[Data entries]
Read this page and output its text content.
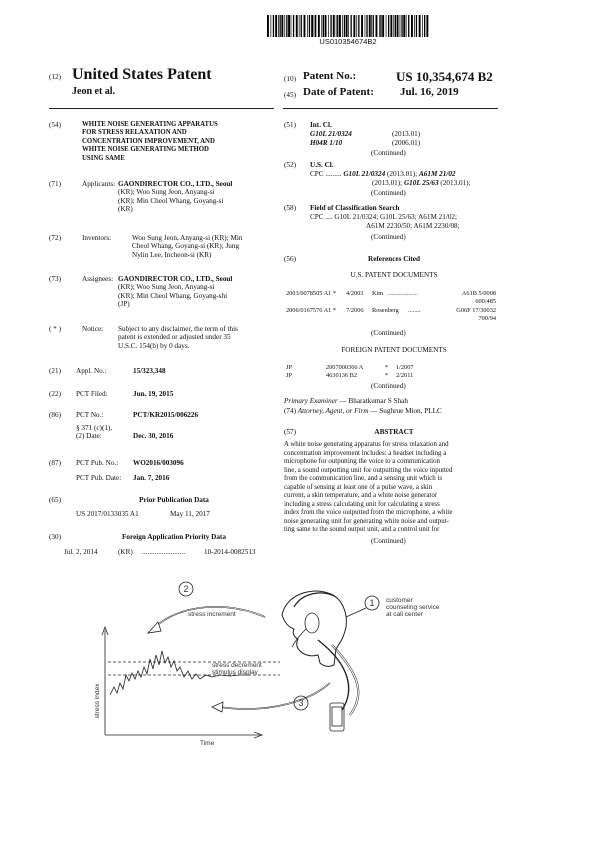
US010354674B2
(12) United States Patent
Jeon et al.
(10) Patent No.:	US 10,354,674 B2
(45) Date of Patent: Jul. 16, 2019
(54)	WHITE NOISE GENERATING APPARATUS
FOR STRESS RELAXATION AND
CONCENTRATION IMPROVEMENT, AND
WHITE NOISE GENERATING METHOD
USING SAME
(71)	Applicants: GAONDIRECTOR CO., LTD., Seoul
(KR); Woo Sung Jeon, Anyang-si
(KR); Min Cheol Whang, Goyang-si
(KR)
(72)	Inventors:	Woo Sung Jeon, Anyang-si (KR); Min
Cheol Whang, Goyang-si (KR); Jung
Nylin Lee, Incheon-si (KR)
(73)	Assignees: GAONDIRECTOR CO., LTD., Seoul
(KR); Woo Sung Jeon, Anyang-si
(KR); Min Cheol Whang, Goyang-shi
(JP)
( * )	Notice: Subject to any disclaimer, the term of this
patent is extended or adjusted under 35
U.S.C. 154(b) by 0 days.
(21) Appl. No.:	15/323,348
(22) PCT Filed:	Jun. 19, 2015
(86) PCT No.:	PCT/KR2015/006226
§ 371 (c)(1),
(2) Date:	Dec. 30, 2016
(87) PCT Pub. No.: WO2016/003096
PCT Pub. Date: Jan. 7, 2016
(65)	Prior Publication Data
US 2017/0133035 A1	May 11, 2017
(30)	Foreign Application Priority Data
Jul. 2, 2014	(KR) ........................	10-2014-0082513
(51) Int. Cl.
G10L 21/0324	(2013.01)
H04R 1/10	(2006.01)
(Continued)
(52) U.S. Cl.
CPC ......... G10L 21/0324 (2013.01); A61M 21/02
(2013.01); G10L 25/63 (2013.01);
(Continued)
(58) Field of Classification Search
CPC .... G10L 21/0324; G10L 25/63; A61M 21/02;
A61M 2230/50; A61M 2230/08;
(Continued)
(56)	References Cited
U.S. PATENT DOCUMENTS
2003/0078505 A1 * 4/2003 Kim ...................	A61B 5/0008
600/485
2006/0167576 A1 * 7/2006 Rosenberg ........	G06F 17/30032
700/94
(Continued)
FOREIGN PATENT DOCUMENTS
JP	2007000366 A	* 1/2007
JP	4630136 B2	* 2/2011
(Continued)
Primary Examiner — Bharatkumar S Shah
(74) Attorney, Agent, or Firm — Sughrue Mion, PLLC
(57)	ABSTRACT
A white noise generating apparatus for stress relaxation and
concentration improvement includes: a headset including a
microphone for outputting the voice to a communication
line, a sound outputting unit for outputting the voice inputted
from the communication line, and a sensing unit which is
capable of sensing at least one of a pulse wave, a skin
current, a skin temperature, and a white noise generator
including a stress calculating unit for calculating a stress
index from the voice outputted from the microphone, a white
noise generating unit for generating white noise and output-
ting same to the sound output unit, and a control unit for
(Continued)
2
1
3
customer
counseling service
at call center
stress increment
stress decrement
stimulus display
Time
stress index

### TASK DIRECTIONS
Output every entry word for word, but omit the pictures.

### CORRECT RESPONSE
Read this page and output its text content.
US010354674B2
(12) United States Patent
Jeon et al.
(10) Patent No.:	US 10,354,674 B2
(45) Date of Patent: Jul. 16, 2019
(54)	WHITE NOISE GENERATING APPARATUS
FOR STRESS RELAXATION AND
CONCENTRATION IMPROVEMENT, AND
WHITE NOISE GENERATING METHOD
USING SAME
(71)	Applicants: GAONDIRECTOR CO., LTD., Seoul
(KR); Woo Sung Jeon, Anyang-si
(KR); Min Cheol Whang, Goyang-si
(KR)
(72)	Inventors:	Woo Sung Jeon, Anyang-si (KR); Min
Cheol Whang, Goyang-si (KR); Jung
Nylin Lee, Incheon-si (KR)
(73)	Assignees: GAONDIRECTOR CO., LTD., Seoul
(KR); Woo Sung Jeon, Anyang-si
(KR); Min Cheol Whang, Goyang-shi
(JP)
( * )	Notice: Subject to any disclaimer, the term of this
patent is extended or adjusted under 35
U.S.C. 154(b) by 0 days.
(21) Appl. No.:	15/323,348
(22) PCT Filed:	Jun. 19, 2015
(86) PCT No.:	PCT/KR2015/006226
§ 371 (c)(1),
(2) Date:	Dec. 30, 2016
(87) PCT Pub. No.: WO2016/003096
PCT Pub. Date: Jan. 7, 2016
(65)	Prior Publication Data
US 2017/0133035 A1	May 11, 2017
(30)	Foreign Application Priority Data
Jul. 2, 2014	(KR) ........................	10-2014-0082513
(51) Int. Cl.
G10L 21/0324	(2013.01)
H04R 1/10	(2006.01)
(Continued)
(52) U.S. Cl.
CPC ......... G10L 21/0324 (2013.01); A61M 21/02
(2013.01); G10L 25/63 (2013.01);
(Continued)
(58) Field of Classification Search
CPC .... G10L 21/0324; G10L 25/63; A61M 21/02;
A61M 2230/50; A61M 2230/08;
(Continued)
(56)	References Cited
U.S. PATENT DOCUMENTS
2003/0078505 A1 * 4/2003 Kim ...................	A61B 5/0008
600/485
2006/0167576 A1 * 7/2006 Rosenberg ........	G06F 17/30032
700/94
(Continued)
FOREIGN PATENT DOCUMENTS
JP	2007000366 A	* 1/2007
JP	4630136 B2	* 2/2011
(Continued)
Primary Examiner — Bharatkumar S Shah
(74) Attorney, Agent, or Firm — Sughrue Mion, PLLC
(57)	ABSTRACT
A white noise generating apparatus for stress relaxation and
concentration improvement includes: a headset including a
microphone for outputting the voice to a communication
line, a sound outputting unit for outputting the voice inputted
from the communication line, and a sensing unit which is
capable of sensing at least one of a pulse wave, a skin
current, a skin temperature, and a white noise generator
including a stress calculating unit for calculating a stress
index from the voice outputted from the microphone, a white
noise generating unit for generating white noise and output-
ting same to the sound output unit, and a control unit for
(Continued)
2
1
3
customer
counseling service
at call center
stress increment
stress decrement
stimulus display
Time
stress index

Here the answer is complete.